— Start The input —

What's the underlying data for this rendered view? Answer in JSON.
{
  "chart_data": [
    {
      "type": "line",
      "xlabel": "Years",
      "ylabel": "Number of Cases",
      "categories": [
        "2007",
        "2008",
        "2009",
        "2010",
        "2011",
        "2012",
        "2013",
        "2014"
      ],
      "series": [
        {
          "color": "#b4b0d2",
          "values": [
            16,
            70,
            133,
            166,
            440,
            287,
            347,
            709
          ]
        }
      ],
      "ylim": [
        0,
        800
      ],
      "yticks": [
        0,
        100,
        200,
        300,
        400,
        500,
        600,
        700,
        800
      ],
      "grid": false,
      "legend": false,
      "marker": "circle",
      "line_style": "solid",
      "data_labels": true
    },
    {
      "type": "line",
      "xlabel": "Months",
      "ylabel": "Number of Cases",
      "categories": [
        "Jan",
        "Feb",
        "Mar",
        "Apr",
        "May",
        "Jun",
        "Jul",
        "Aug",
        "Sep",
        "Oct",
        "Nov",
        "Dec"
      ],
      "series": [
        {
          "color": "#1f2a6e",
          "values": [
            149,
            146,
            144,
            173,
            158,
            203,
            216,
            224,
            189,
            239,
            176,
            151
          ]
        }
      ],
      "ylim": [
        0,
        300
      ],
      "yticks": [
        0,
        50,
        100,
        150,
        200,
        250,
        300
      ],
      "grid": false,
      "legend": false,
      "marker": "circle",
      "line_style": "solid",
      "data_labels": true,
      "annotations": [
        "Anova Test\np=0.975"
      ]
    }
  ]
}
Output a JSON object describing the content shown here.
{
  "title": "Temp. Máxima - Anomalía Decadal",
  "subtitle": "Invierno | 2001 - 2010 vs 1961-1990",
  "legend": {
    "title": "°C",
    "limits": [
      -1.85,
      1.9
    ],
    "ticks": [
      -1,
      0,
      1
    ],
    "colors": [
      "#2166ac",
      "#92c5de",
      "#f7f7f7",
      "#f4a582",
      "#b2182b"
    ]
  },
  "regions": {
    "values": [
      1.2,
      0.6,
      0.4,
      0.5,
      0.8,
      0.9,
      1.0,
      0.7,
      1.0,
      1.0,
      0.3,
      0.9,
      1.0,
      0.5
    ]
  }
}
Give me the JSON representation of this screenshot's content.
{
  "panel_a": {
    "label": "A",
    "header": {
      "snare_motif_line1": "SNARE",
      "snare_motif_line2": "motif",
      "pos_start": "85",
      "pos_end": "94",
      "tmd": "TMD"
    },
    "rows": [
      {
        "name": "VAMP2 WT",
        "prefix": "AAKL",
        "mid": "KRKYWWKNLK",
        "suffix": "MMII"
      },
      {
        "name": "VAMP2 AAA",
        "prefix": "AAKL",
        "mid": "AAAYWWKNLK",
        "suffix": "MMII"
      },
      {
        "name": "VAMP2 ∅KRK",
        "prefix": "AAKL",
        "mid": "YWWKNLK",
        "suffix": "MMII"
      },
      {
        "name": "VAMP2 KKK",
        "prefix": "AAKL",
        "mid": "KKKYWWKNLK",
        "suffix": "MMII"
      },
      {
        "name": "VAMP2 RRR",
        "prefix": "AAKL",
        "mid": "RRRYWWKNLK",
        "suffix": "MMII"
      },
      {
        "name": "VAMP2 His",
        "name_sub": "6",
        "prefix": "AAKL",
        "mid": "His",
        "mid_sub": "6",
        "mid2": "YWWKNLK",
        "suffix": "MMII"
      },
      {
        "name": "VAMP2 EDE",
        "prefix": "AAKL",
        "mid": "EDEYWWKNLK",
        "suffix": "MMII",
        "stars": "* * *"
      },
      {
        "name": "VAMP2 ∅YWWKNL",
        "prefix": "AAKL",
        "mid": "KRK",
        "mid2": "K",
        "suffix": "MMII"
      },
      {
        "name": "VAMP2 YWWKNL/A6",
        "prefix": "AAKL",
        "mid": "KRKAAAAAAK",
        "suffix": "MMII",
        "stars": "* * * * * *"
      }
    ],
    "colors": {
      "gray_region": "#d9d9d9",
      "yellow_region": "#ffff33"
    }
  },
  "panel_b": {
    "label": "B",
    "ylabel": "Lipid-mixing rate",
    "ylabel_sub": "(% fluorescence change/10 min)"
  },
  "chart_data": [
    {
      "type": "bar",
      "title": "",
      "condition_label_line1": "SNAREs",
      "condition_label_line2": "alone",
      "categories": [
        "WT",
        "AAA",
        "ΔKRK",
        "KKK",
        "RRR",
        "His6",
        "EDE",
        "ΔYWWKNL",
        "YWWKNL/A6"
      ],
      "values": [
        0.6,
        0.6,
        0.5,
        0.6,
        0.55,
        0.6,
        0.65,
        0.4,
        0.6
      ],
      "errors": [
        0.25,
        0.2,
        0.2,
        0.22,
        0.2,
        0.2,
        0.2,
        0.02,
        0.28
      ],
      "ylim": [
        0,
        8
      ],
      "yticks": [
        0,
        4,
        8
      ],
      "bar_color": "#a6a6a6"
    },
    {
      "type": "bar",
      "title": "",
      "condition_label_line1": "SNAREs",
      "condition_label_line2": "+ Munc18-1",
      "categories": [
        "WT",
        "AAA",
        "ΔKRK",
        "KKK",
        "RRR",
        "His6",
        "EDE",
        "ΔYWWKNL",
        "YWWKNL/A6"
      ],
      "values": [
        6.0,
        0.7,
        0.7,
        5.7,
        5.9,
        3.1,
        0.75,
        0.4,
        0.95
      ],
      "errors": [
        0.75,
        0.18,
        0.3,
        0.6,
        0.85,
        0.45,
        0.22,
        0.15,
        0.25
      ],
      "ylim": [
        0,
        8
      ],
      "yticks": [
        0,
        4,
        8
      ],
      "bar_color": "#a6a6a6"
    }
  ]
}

— End The input —

Requirement:
Please output the entries above, every line exactly as it reads.

The response:
What's the underlying data for this rendered view? Answer in JSON.
{
  "chart_data": [
    {
      "type": "line",
      "xlabel": "Years",
      "ylabel": "Number of Cases",
      "categories": [
        "2007",
        "2008",
        "2009",
        "2010",
        "2011",
        "2012",
        "2013",
        "2014"
      ],
      "series": [
        {
          "color": "#b4b0d2",
          "values": [
            16,
            70,
            133,
            166,
            440,
            287,
            347,
            709
          ]
        }
      ],
      "ylim": [
        0,
        800
      ],
      "yticks": [
        0,
        100,
        200,
        300,
        400,
        500,
        600,
        700,
        800
      ],
      "grid": false,
      "legend": false,
      "marker": "circle",
      "line_style": "solid",
      "data_labels": true
    },
    {
      "type": "line",
      "xlabel": "Months",
      "ylabel": "Number of Cases",
      "categories": [
        "Jan",
        "Feb",
        "Mar",
        "Apr",
        "May",
        "Jun",
        "Jul",
        "Aug",
        "Sep",
        "Oct",
        "Nov",
        "Dec"
      ],
      "series": [
        {
          "color": "#1f2a6e",
          "values": [
            149,
            146,
            144,
            173,
            158,
            203,
            216,
            224,
            189,
            239,
            176,
            151
          ]
        }
      ],
      "ylim": [
        0,
        300
      ],
      "yticks": [
        0,
        50,
        100,
        150,
        200,
        250,
        300
      ],
      "grid": false,
      "legend": false,
      "marker": "circle",
      "line_style": "solid",
      "data_labels": true,
      "annotations": [
        "Anova Test\np=0.975"
      ]
    }
  ]
}
Output a JSON object describing the content shown here.
{
  "title": "Temp. Máxima - Anomalía Decadal",
  "subtitle": "Invierno | 2001 - 2010 vs 1961-1990",
  "legend": {
    "title": "°C",
    "limits": [
      -1.85,
      1.9
    ],
    "ticks": [
      -1,
      0,
      1
    ],
    "colors": [
      "#2166ac",
      "#92c5de",
      "#f7f7f7",
      "#f4a582",
      "#b2182b"
    ]
  },
  "regions": {
    "values": [
      1.2,
      0.6,
      0.4,
      0.5,
      0.8,
      0.9,
      1.0,
      0.7,
      1.0,
      1.0,
      0.3,
      0.9,
      1.0,
      0.5
    ]
  }
}
Give me the JSON representation of this screenshot's content.
{
  "panel_a": {
    "label": "A",
    "header": {
      "snare_motif_line1": "SNARE",
      "snare_motif_line2": "motif",
      "pos_start": "85",
      "pos_end": "94",
      "tmd": "TMD"
    },
    "rows": [
      {
        "name": "VAMP2 WT",
        "prefix": "AAKL",
        "mid": "KRKYWWKNLK",
        "suffix": "MMII"
      },
      {
        "name": "VAMP2 AAA",
        "prefix": "AAKL",
        "mid": "AAAYWWKNLK",
        "suffix": "MMII"
      },
      {
        "name": "VAMP2 ∅KRK",
        "prefix": "AAKL",
        "mid": "YWWKNLK",
        "suffix": "MMII"
      },
      {
        "name": "VAMP2 KKK",
        "prefix": "AAKL",
        "mid": "KKKYWWKNLK",
        "suffix": "MMII"
      },
      {
        "name": "VAMP2 RRR",
        "prefix": "AAKL",
        "mid": "RRRYWWKNLK",
        "suffix": "MMII"
      },
      {
        "name": "VAMP2 His",
        "name_sub": "6",
        "prefix": "AAKL",
        "mid": "His",
        "mid_sub": "6",
        "mid2": "YWWKNLK",
        "suffix": "MMII"
      },
      {
        "name": "VAMP2 EDE",
        "prefix": "AAKL",
        "mid": "EDEYWWKNLK",
        "suffix": "MMII",
        "stars": "* * *"
      },
      {
        "name": "VAMP2 ∅YWWKNL",
        "prefix": "AAKL",
        "mid": "KRK",
        "mid2": "K",
        "suffix": "MMII"
      },
      {
        "name": "VAMP2 YWWKNL/A6",
        "prefix": "AAKL",
        "mid": "KRKAAAAAAK",
        "suffix": "MMII",
        "stars": "* * * * * *"
      }
    ],
    "colors": {
      "gray_region": "#d9d9d9",
      "yellow_region": "#ffff33"
    }
  },
  "panel_b": {
    "label": "B",
    "ylabel": "Lipid-mixing rate",
    "ylabel_sub": "(% fluorescence change/10 min)"
  },
  "chart_data": [
    {
      "type": "bar",
      "title": "",
      "condition_label_line1": "SNAREs",
      "condition_label_line2": "alone",
      "categories": [
        "WT",
        "AAA",
        "ΔKRK",
        "KKK",
        "RRR",
        "His6",
        "EDE",
        "ΔYWWKNL",
        "YWWKNL/A6"
      ],
      "values": [
        0.6,
        0.6,
        0.5,
        0.6,
        0.55,
        0.6,
        0.65,
        0.4,
        0.6
      ],
      "errors": [
        0.25,
        0.2,
        0.2,
        0.22,
        0.2,
        0.2,
        0.2,
        0.02,
        0.28
      ],
      "ylim": [
        0,
        8
      ],
      "yticks": [
        0,
        4,
        8
      ],
      "bar_color": "#a6a6a6"
    },
    {
      "type": "bar",
      "title": "",
      "condition_label_line1": "SNAREs",
      "condition_label_line2": "+ Munc18-1",
      "categories": [
        "WT",
        "AAA",
        "ΔKRK",
        "KKK",
        "RRR",
        "His6",
        "EDE",
        "ΔYWWKNL",
        "YWWKNL/A6"
      ],
      "values": [
        6.0,
        0.7,
        0.7,
        5.7,
        5.9,
        3.1,
        0.75,
        0.4,
        0.95
      ],
      "errors": [
        0.75,
        0.18,
        0.3,
        0.6,
        0.85,
        0.45,
        0.22,
        0.15,
        0.25
      ],
      "ylim": [
        0,
        8
      ],
      "yticks": [
        0,
        4,
        8
      ],
      "bar_color": "#a6a6a6"
    }
  ]
}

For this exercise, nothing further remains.